- [Task instructions] In the entries starting at the line that contains "desktop-icon[interactable]: ↗ Mozilla" and ending at the line that contains "taskbar-button[interactable] bbox=[574, 688, 626, 719]", rename "taskbar-button" to "taskbar-tile" and give those lines again with nothing else changed.

- [Data for the task]

(begin)

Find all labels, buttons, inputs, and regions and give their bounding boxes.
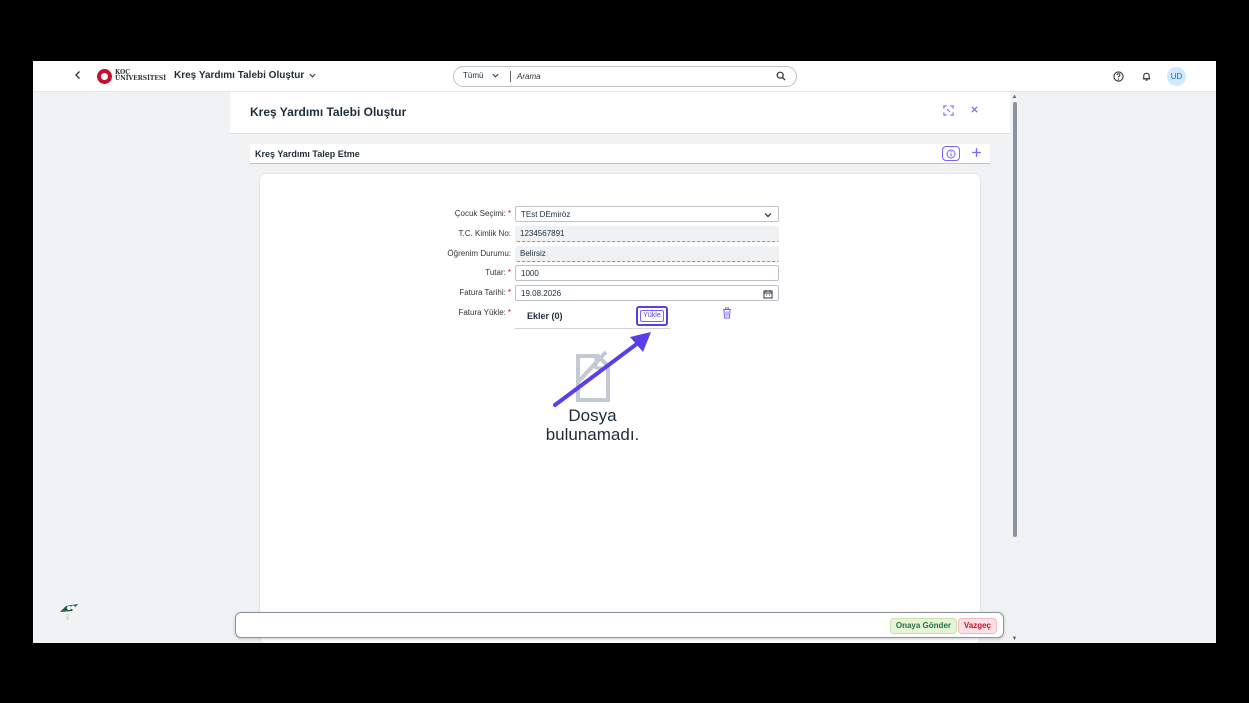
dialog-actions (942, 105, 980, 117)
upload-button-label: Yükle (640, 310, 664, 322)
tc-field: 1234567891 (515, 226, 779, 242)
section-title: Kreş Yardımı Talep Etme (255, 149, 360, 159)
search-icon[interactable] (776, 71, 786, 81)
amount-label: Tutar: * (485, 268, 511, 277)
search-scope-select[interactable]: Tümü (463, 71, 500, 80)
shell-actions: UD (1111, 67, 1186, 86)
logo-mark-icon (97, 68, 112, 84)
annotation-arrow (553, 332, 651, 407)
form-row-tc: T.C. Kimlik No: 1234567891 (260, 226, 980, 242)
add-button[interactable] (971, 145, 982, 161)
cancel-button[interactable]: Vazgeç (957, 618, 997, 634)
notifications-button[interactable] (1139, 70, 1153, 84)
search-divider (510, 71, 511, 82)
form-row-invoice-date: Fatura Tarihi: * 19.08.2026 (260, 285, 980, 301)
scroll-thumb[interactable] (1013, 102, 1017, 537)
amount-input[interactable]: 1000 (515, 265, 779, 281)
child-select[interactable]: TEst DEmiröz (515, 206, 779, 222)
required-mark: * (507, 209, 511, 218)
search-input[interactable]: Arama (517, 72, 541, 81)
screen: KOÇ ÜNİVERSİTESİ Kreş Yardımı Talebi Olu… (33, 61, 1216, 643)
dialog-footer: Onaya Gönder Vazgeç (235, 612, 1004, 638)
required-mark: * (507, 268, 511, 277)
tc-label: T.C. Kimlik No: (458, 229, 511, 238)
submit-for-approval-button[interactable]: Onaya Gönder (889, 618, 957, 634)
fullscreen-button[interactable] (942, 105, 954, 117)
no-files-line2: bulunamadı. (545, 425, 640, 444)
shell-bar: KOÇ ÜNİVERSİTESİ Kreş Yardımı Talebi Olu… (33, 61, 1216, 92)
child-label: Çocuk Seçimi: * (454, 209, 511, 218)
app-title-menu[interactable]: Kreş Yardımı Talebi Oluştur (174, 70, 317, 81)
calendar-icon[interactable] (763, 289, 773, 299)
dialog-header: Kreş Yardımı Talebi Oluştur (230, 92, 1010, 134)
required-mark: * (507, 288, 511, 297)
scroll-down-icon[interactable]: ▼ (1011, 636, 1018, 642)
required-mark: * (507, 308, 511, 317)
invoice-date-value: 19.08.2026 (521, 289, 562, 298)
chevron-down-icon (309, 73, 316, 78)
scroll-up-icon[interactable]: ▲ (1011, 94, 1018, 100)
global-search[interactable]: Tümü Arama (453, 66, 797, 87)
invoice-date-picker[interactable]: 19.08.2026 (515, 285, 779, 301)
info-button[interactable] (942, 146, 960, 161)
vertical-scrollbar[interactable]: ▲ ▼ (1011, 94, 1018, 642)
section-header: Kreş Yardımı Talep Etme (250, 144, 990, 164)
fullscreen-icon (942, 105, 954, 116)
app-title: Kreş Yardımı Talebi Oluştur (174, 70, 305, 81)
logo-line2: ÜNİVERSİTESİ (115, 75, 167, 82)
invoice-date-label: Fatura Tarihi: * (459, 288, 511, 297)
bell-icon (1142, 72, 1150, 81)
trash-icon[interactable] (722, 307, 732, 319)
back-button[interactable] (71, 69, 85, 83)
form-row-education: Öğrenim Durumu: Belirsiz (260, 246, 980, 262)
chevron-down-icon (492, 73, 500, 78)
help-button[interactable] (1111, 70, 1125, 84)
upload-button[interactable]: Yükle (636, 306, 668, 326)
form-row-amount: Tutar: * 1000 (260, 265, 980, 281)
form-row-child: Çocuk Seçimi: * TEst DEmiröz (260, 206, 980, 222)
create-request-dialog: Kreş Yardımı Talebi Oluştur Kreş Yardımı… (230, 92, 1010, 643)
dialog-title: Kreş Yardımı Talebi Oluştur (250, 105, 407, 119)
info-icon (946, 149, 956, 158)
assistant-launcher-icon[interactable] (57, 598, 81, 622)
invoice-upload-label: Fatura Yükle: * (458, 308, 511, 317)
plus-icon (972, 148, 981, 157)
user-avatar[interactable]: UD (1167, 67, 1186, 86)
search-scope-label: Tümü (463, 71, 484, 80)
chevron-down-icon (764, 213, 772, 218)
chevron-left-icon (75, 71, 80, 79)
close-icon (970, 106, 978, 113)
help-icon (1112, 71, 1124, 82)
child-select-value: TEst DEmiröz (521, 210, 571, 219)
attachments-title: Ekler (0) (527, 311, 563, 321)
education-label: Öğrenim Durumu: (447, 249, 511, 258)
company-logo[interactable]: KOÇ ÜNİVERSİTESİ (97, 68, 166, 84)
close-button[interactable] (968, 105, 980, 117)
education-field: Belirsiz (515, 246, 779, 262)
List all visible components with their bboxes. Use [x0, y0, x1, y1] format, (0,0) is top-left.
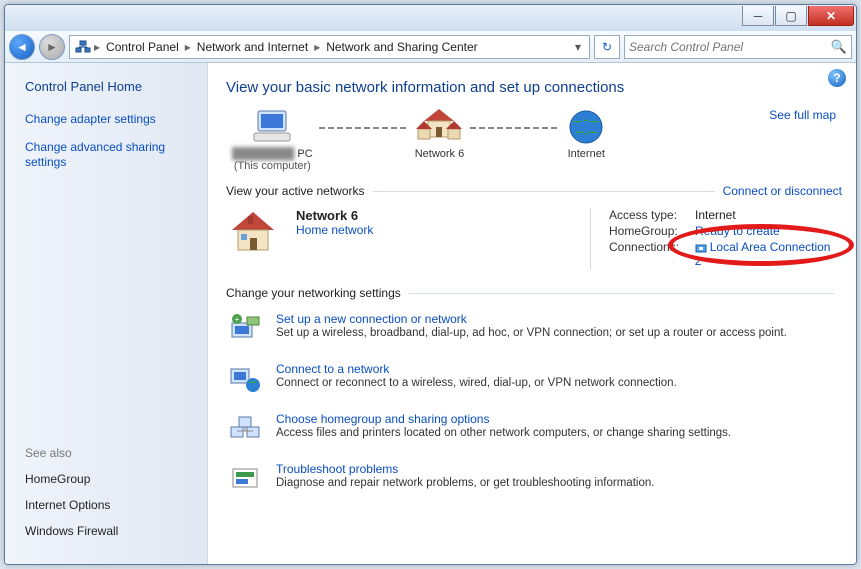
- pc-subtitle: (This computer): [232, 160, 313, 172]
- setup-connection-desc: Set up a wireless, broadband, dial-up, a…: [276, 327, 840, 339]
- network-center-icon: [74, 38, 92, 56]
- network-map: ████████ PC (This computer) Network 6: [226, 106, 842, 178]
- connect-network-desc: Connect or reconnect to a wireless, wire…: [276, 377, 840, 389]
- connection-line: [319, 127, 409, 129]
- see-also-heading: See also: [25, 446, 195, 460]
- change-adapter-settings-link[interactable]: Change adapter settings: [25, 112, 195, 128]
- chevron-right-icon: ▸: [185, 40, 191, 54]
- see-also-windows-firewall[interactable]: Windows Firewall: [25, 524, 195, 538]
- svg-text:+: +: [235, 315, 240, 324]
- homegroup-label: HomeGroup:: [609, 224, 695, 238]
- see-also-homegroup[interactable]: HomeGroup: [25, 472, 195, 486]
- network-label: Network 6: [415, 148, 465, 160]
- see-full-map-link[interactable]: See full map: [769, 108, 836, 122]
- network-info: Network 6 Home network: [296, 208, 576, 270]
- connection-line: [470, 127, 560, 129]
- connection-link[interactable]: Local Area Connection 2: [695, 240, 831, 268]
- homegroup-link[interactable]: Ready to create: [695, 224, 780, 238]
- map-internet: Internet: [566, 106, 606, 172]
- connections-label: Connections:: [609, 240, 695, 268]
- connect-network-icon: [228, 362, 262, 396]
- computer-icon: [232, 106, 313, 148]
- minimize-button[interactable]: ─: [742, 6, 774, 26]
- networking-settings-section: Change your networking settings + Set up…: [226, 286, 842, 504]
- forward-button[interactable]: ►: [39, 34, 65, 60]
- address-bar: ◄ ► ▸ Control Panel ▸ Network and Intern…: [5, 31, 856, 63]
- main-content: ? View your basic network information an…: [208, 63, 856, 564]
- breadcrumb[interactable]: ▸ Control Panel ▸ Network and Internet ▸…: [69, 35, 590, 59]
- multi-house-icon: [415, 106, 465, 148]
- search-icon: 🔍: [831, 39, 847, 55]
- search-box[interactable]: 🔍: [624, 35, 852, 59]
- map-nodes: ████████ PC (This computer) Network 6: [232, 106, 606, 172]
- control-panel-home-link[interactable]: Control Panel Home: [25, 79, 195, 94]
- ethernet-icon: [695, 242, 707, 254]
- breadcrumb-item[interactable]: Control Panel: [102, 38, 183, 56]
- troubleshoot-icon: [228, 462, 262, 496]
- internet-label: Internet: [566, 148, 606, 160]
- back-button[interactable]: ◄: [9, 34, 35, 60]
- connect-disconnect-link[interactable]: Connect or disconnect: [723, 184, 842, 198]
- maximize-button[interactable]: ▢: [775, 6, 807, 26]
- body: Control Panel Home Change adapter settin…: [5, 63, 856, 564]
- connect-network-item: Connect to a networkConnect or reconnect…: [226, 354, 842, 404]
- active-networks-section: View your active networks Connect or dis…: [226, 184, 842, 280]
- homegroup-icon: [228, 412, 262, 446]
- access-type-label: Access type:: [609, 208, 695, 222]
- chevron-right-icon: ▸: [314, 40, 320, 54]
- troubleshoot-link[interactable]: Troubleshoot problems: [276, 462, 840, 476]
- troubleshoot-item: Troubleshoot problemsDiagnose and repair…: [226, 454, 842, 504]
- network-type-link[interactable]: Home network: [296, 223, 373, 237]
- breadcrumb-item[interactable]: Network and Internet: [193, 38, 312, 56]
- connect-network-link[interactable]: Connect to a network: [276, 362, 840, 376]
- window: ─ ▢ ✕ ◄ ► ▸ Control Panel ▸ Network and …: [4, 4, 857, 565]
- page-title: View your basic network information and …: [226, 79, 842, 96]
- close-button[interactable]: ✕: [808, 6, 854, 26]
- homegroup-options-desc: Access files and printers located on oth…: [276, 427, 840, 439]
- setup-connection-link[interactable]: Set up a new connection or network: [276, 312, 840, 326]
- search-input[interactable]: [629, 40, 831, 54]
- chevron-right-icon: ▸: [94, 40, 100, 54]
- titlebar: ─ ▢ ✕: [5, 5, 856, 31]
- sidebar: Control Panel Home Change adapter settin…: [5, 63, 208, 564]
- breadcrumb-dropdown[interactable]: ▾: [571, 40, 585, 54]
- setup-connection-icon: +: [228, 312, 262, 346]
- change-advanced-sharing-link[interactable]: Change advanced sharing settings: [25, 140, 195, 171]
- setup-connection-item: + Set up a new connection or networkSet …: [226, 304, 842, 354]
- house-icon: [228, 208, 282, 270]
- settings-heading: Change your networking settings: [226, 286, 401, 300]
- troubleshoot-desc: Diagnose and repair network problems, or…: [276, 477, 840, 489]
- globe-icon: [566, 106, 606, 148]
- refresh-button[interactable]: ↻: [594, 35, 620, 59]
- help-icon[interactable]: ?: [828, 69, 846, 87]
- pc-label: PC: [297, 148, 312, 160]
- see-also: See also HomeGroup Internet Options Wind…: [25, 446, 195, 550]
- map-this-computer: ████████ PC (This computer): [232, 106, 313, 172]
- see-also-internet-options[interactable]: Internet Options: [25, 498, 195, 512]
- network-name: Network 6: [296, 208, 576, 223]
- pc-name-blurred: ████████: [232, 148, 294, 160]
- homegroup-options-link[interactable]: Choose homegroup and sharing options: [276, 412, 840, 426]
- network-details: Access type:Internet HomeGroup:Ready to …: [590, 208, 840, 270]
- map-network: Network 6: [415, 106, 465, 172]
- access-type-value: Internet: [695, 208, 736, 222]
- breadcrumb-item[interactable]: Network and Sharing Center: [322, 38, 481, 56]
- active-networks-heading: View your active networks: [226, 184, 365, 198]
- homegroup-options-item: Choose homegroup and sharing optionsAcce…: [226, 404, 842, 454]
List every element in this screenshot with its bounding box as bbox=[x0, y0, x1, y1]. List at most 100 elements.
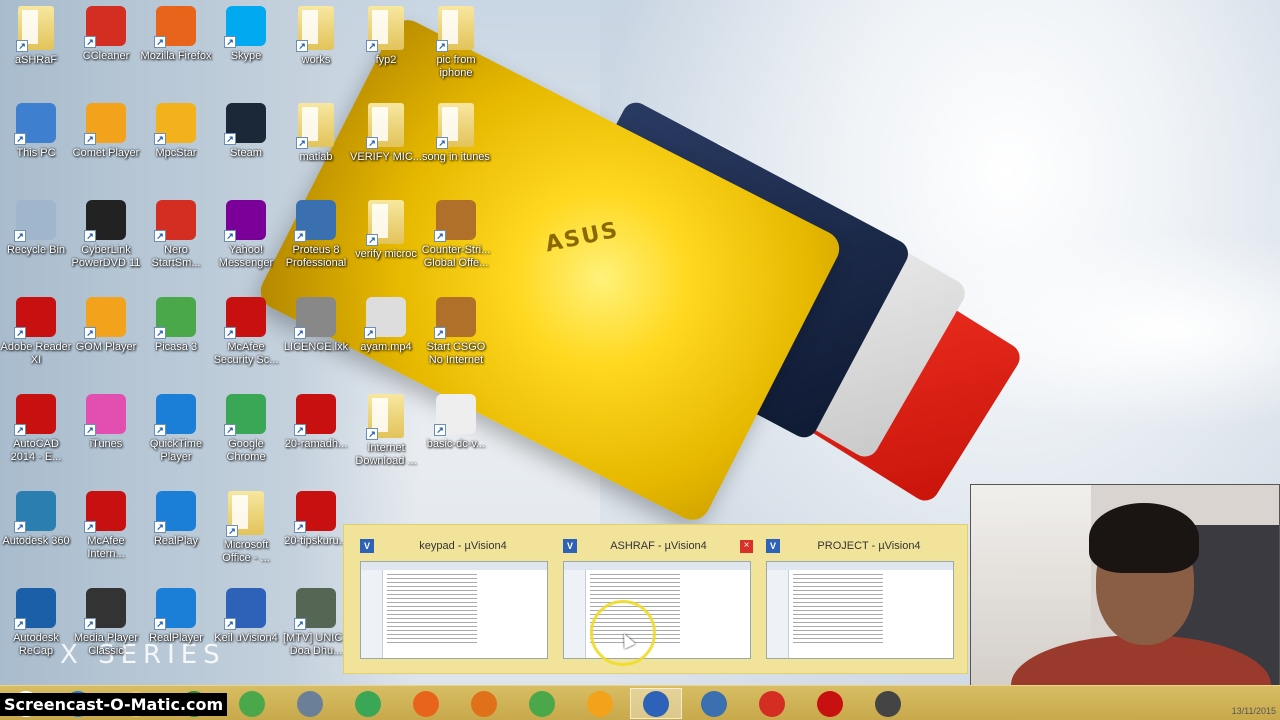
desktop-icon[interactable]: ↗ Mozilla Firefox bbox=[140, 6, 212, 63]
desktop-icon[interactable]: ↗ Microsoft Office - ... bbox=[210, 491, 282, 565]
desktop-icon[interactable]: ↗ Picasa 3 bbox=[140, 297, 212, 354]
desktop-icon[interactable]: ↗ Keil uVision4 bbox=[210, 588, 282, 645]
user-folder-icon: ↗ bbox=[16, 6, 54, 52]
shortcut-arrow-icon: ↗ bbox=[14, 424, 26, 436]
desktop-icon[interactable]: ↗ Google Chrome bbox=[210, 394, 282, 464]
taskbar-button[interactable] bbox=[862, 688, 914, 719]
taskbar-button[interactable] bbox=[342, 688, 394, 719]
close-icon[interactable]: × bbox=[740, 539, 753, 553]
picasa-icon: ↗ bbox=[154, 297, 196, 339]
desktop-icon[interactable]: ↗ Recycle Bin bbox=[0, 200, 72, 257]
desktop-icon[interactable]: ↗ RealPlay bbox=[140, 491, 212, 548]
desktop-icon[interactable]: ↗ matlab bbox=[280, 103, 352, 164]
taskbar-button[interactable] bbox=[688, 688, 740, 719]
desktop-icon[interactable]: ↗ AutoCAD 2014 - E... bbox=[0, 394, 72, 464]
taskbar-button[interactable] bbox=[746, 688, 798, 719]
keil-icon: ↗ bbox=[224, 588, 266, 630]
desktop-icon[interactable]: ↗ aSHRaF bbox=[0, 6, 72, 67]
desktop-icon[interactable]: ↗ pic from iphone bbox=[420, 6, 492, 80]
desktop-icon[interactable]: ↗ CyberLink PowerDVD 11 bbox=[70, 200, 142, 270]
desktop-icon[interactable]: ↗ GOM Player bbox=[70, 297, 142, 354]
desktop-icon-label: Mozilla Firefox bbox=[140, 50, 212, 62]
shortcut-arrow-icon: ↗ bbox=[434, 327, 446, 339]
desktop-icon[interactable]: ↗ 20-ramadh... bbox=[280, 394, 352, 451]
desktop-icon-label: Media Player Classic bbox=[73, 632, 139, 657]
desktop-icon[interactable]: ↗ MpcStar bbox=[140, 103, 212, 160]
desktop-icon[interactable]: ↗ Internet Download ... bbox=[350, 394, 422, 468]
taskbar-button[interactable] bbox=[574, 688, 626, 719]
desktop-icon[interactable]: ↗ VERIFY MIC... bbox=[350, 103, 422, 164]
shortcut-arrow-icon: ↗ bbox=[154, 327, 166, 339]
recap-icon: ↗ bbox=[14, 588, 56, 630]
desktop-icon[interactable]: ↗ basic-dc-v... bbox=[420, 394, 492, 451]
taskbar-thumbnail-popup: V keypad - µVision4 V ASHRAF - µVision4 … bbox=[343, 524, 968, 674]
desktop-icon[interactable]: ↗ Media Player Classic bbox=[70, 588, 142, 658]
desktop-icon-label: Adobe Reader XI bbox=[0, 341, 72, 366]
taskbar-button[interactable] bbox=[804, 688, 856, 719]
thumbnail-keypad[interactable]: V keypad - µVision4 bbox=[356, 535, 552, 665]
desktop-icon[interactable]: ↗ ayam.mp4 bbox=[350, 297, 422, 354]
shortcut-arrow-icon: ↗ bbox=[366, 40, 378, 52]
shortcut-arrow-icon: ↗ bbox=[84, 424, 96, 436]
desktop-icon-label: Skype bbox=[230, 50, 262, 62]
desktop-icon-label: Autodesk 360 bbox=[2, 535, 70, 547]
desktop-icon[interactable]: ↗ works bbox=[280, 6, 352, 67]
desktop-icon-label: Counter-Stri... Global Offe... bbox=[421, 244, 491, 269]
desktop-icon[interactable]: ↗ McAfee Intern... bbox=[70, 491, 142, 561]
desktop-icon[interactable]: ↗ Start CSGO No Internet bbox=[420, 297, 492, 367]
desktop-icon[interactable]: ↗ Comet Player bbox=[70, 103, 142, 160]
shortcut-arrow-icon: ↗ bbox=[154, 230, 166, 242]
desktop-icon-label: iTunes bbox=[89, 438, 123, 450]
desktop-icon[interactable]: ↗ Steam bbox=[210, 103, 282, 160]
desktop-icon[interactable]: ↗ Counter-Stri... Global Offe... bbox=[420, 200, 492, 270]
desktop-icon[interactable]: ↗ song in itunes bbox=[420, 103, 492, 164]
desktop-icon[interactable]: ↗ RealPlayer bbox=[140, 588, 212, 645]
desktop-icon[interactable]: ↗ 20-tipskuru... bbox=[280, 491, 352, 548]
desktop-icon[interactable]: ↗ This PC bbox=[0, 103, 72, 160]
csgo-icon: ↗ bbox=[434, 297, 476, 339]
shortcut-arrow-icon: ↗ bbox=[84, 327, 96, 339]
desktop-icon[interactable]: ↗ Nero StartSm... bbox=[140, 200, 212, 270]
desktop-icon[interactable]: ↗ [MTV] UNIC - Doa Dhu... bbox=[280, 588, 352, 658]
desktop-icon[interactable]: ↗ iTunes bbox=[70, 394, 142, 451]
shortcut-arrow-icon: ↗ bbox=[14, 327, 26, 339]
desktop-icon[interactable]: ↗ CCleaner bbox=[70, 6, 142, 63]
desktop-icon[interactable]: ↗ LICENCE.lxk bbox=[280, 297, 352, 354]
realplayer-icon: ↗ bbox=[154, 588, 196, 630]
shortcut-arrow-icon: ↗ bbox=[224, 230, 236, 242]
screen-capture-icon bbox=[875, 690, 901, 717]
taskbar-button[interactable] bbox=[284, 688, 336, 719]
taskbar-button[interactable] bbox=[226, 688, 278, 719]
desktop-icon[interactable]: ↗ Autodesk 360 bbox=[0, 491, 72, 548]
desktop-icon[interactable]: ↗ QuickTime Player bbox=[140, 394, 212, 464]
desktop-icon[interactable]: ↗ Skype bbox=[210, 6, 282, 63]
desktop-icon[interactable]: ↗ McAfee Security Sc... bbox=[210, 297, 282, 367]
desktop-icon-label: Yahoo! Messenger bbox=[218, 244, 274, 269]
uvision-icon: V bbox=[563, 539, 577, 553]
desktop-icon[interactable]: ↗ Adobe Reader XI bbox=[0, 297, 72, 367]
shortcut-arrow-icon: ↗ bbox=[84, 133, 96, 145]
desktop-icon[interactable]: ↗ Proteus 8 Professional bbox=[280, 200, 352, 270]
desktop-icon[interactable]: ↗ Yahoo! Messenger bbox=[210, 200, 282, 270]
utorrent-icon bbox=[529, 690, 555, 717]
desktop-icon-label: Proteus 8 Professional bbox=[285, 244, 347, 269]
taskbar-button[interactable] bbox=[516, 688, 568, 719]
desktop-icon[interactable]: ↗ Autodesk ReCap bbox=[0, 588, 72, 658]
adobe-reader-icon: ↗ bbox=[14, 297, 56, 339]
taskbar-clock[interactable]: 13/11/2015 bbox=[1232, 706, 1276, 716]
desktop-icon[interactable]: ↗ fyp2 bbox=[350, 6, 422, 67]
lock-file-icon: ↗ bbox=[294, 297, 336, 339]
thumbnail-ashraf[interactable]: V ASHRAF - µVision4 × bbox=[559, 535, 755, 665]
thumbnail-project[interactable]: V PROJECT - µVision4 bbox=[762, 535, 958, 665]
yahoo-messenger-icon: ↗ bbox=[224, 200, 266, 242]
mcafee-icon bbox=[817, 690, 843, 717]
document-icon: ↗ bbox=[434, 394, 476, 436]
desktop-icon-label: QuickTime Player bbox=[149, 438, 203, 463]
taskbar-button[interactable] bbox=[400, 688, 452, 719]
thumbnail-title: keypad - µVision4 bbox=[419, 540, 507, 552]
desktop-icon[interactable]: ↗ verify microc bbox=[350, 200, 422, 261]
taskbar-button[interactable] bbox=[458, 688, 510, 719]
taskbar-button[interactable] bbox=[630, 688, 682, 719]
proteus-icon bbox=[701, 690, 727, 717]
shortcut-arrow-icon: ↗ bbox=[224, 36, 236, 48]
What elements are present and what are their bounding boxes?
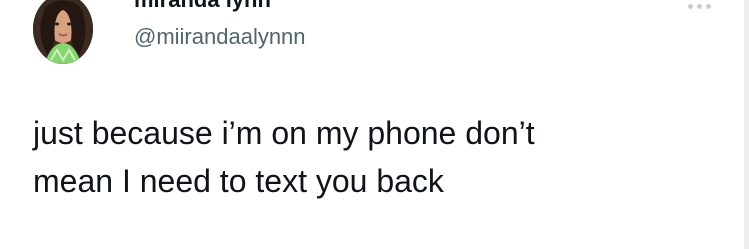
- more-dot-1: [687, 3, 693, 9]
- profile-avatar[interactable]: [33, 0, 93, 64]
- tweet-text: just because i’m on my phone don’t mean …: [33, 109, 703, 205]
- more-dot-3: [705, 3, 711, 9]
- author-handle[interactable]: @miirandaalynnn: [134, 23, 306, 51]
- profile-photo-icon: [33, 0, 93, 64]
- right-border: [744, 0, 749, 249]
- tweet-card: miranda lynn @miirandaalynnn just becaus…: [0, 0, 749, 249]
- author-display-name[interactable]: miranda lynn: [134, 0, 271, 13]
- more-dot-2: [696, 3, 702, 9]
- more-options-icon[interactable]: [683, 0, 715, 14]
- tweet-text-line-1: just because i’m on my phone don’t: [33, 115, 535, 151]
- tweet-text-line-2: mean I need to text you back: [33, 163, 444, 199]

(end)

- [Output of the exercise]
desktop-icon[interactable]: ↗ Mozilla Firefox bbox=[140, 6, 212, 63]
desktop-icon[interactable]: ↗ Microsoft Office - ... bbox=[210, 491, 282, 565]
desktop-icon[interactable]: ↗ Picasa 3 bbox=[140, 297, 212, 354]
desktop-icon[interactable]: ↗ Keil uVision4 bbox=[210, 588, 282, 645]
user-folder-icon: ↗ bbox=[16, 6, 54, 52]
shortcut-arrow-icon: ↗ bbox=[14, 424, 26, 436]
desktop-icon[interactable]: ↗ Google Chrome bbox=[210, 394, 282, 464]
taskbar-tile[interactable] bbox=[862, 688, 914, 719]
taskbar-tile[interactable] bbox=[342, 688, 394, 719]
close-icon[interactable]: × bbox=[740, 539, 753, 553]
picasa-icon: ↗ bbox=[154, 297, 196, 339]
desktop-icon[interactable]: ↗ Recycle Bin bbox=[0, 200, 72, 257]
desktop-icon[interactable]: ↗ RealPlay bbox=[140, 491, 212, 548]
desktop-icon[interactable]: ↗ matlab bbox=[280, 103, 352, 164]
taskbar-tile[interactable] bbox=[688, 688, 740, 719]
desktop-icon[interactable]: ↗ AutoCAD 2014 - E... bbox=[0, 394, 72, 464]
taskbar-tile[interactable] bbox=[746, 688, 798, 719]
keil-icon: ↗ bbox=[224, 588, 266, 630]
desktop-icon[interactable]: ↗ aSHRaF bbox=[0, 6, 72, 67]
desktop-icon[interactable]: ↗ pic from iphone bbox=[420, 6, 492, 80]
desktop-icon[interactable]: ↗ CyberLink PowerDVD 11 bbox=[70, 200, 142, 270]
desktop-icon[interactable]: ↗ GOM Player bbox=[70, 297, 142, 354]
desktop-icon-label: Mozilla Firefox bbox=[140, 50, 212, 62]
shortcut-arrow-icon: ↗ bbox=[434, 327, 446, 339]
desktop-icon[interactable]: ↗ 20-ramadh... bbox=[280, 394, 352, 451]
desktop-icon-label: Media Player Classic bbox=[73, 632, 139, 657]
desktop-icon[interactable]: ↗ MpcStar bbox=[140, 103, 212, 160]
desktop-icon[interactable]: ↗ Internet Download ... bbox=[350, 394, 422, 468]
taskbar-tile[interactable] bbox=[574, 688, 626, 719]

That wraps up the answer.